▼▼▼
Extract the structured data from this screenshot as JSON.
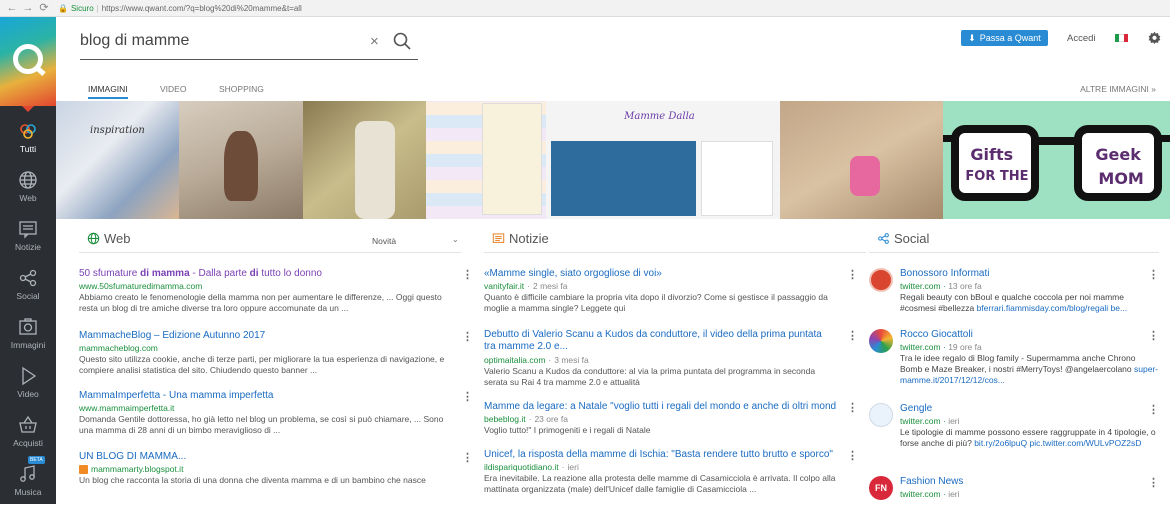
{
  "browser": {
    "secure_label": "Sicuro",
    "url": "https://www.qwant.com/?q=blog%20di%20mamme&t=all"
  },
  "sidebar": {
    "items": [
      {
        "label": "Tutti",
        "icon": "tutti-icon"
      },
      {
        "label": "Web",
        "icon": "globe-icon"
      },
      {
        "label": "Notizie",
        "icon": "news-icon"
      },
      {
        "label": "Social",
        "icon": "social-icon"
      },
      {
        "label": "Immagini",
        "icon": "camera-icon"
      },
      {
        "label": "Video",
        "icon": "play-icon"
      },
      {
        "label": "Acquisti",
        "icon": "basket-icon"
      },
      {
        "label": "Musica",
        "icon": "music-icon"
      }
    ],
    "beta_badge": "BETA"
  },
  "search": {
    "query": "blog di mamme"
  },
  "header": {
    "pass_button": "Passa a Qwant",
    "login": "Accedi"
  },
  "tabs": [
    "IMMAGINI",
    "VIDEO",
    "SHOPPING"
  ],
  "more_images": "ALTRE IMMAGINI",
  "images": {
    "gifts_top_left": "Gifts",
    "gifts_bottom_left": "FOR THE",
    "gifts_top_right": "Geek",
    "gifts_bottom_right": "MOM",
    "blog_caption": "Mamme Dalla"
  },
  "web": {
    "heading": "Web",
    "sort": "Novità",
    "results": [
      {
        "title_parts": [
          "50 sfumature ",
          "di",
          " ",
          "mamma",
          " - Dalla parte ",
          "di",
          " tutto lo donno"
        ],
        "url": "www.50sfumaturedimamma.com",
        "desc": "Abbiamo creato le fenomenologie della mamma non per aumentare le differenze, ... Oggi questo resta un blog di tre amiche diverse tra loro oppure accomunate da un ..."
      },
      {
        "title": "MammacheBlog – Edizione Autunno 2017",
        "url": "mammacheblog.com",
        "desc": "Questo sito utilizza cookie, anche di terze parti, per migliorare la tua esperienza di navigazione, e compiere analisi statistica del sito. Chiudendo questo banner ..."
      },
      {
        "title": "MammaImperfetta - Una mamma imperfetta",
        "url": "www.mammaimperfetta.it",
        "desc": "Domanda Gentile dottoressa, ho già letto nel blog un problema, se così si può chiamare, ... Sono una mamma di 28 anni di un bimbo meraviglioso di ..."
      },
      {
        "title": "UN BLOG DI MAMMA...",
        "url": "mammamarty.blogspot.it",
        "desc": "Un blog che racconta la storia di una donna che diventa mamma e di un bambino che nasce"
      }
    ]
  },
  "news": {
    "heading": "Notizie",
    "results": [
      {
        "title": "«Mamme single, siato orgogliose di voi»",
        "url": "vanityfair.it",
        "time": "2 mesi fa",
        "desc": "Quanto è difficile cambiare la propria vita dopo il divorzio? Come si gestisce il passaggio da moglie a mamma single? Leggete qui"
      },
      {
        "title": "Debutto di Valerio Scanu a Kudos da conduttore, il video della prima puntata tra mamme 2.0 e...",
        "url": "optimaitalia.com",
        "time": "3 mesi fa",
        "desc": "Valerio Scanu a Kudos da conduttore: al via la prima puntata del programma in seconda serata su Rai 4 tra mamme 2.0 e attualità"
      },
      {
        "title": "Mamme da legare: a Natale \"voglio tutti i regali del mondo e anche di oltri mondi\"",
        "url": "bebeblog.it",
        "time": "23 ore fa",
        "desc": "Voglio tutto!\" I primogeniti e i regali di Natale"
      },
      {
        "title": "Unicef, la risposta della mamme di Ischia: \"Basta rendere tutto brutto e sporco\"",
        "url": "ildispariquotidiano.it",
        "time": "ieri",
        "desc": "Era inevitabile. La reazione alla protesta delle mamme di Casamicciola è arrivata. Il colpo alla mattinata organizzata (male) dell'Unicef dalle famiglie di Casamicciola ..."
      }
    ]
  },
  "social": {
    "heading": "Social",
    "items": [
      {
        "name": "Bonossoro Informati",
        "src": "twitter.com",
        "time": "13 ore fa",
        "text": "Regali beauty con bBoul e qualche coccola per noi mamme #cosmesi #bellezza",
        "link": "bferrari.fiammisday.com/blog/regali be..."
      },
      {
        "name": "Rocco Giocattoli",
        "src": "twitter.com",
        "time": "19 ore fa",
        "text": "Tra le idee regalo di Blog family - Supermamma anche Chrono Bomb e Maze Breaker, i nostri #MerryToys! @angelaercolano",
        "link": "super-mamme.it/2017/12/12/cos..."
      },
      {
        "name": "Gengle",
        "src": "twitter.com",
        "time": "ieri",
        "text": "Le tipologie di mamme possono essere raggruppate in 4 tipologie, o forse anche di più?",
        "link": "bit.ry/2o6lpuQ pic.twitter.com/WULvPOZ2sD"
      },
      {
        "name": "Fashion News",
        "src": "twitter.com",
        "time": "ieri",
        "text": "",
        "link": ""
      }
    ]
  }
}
▲▲▲
◆ **REQUEST**
Using the material above, return every line exactly as it appears, minus the pictures.

◆ **FULL RESPONSE**
Extract the structured data from this screenshot as JSON.
{
  "browser": {
    "secure_label": "Sicuro",
    "url": "https://www.qwant.com/?q=blog%20di%20mamme&t=all"
  },
  "sidebar": {
    "items": [
      {
        "label": "Tutti",
        "icon": "tutti-icon"
      },
      {
        "label": "Web",
        "icon": "globe-icon"
      },
      {
        "label": "Notizie",
        "icon": "news-icon"
      },
      {
        "label": "Social",
        "icon": "social-icon"
      },
      {
        "label": "Immagini",
        "icon": "camera-icon"
      },
      {
        "label": "Video",
        "icon": "play-icon"
      },
      {
        "label": "Acquisti",
        "icon": "basket-icon"
      },
      {
        "label": "Musica",
        "icon": "music-icon"
      }
    ],
    "beta_badge": "BETA"
  },
  "search": {
    "query": "blog di mamme"
  },
  "header": {
    "pass_button": "Passa a Qwant",
    "login": "Accedi"
  },
  "tabs": [
    "IMMAGINI",
    "VIDEO",
    "SHOPPING"
  ],
  "more_images": "ALTRE IMMAGINI",
  "images": {
    "gifts_top_left": "Gifts",
    "gifts_bottom_left": "FOR THE",
    "gifts_top_right": "Geek",
    "gifts_bottom_right": "MOM",
    "blog_caption": "Mamme Dalla"
  },
  "web": {
    "heading": "Web",
    "sort": "Novità",
    "results": [
      {
        "title_parts": [
          "50 sfumature ",
          "di",
          " ",
          "mamma",
          " - Dalla parte ",
          "di",
          " tutto lo donno"
        ],
        "url": "www.50sfumaturedimamma.com",
        "desc": "Abbiamo creato le fenomenologie della mamma non per aumentare le differenze, ... Oggi questo resta un blog di tre amiche diverse tra loro oppure accomunate da un ..."
      },
      {
        "title": "MammacheBlog – Edizione Autunno 2017",
        "url": "mammacheblog.com",
        "desc": "Questo sito utilizza cookie, anche di terze parti, per migliorare la tua esperienza di navigazione, e compiere analisi statistica del sito. Chiudendo questo banner ..."
      },
      {
        "title": "MammaImperfetta - Una mamma imperfetta",
        "url": "www.mammaimperfetta.it",
        "desc": "Domanda Gentile dottoressa, ho già letto nel blog un problema, se così si può chiamare, ... Sono una mamma di 28 anni di un bimbo meraviglioso di ..."
      },
      {
        "title": "UN BLOG DI MAMMA...",
        "url": "mammamarty.blogspot.it",
        "desc": "Un blog che racconta la storia di una donna che diventa mamma e di un bambino che nasce"
      }
    ]
  },
  "news": {
    "heading": "Notizie",
    "results": [
      {
        "title": "«Mamme single, siato orgogliose di voi»",
        "url": "vanityfair.it",
        "time": "2 mesi fa",
        "desc": "Quanto è difficile cambiare la propria vita dopo il divorzio? Come si gestisce il passaggio da moglie a mamma single? Leggete qui"
      },
      {
        "title": "Debutto di Valerio Scanu a Kudos da conduttore, il video della prima puntata tra mamme 2.0 e...",
        "url": "optimaitalia.com",
        "time": "3 mesi fa",
        "desc": "Valerio Scanu a Kudos da conduttore: al via la prima puntata del programma in seconda serata su Rai 4 tra mamme 2.0 e attualità"
      },
      {
        "title": "Mamme da legare: a Natale \"voglio tutti i regali del mondo e anche di oltri mondi\"",
        "url": "bebeblog.it",
        "time": "23 ore fa",
        "desc": "Voglio tutto!\" I primogeniti e i regali di Natale"
      },
      {
        "title": "Unicef, la risposta della mamme di Ischia: \"Basta rendere tutto brutto e sporco\"",
        "url": "ildispariquotidiano.it",
        "time": "ieri",
        "desc": "Era inevitabile. La reazione alla protesta delle mamme di Casamicciola è arrivata. Il colpo alla mattinata organizzata (male) dell'Unicef dalle famiglie di Casamicciola ..."
      }
    ]
  },
  "social": {
    "heading": "Social",
    "items": [
      {
        "name": "Bonossoro Informati",
        "src": "twitter.com",
        "time": "13 ore fa",
        "text": "Regali beauty con bBoul e qualche coccola per noi mamme #cosmesi #bellezza",
        "link": "bferrari.fiammisday.com/blog/regali be..."
      },
      {
        "name": "Rocco Giocattoli",
        "src": "twitter.com",
        "time": "19 ore fa",
        "text": "Tra le idee regalo di Blog family - Supermamma anche Chrono Bomb e Maze Breaker, i nostri #MerryToys! @angelaercolano",
        "link": "super-mamme.it/2017/12/12/cos..."
      },
      {
        "name": "Gengle",
        "src": "twitter.com",
        "time": "ieri",
        "text": "Le tipologie di mamme possono essere raggruppate in 4 tipologie, o forse anche di più?",
        "link": "bit.ry/2o6lpuQ pic.twitter.com/WULvPOZ2sD"
      },
      {
        "name": "Fashion News",
        "src": "twitter.com",
        "time": "ieri",
        "text": "",
        "link": ""
      }
    ]
  }
}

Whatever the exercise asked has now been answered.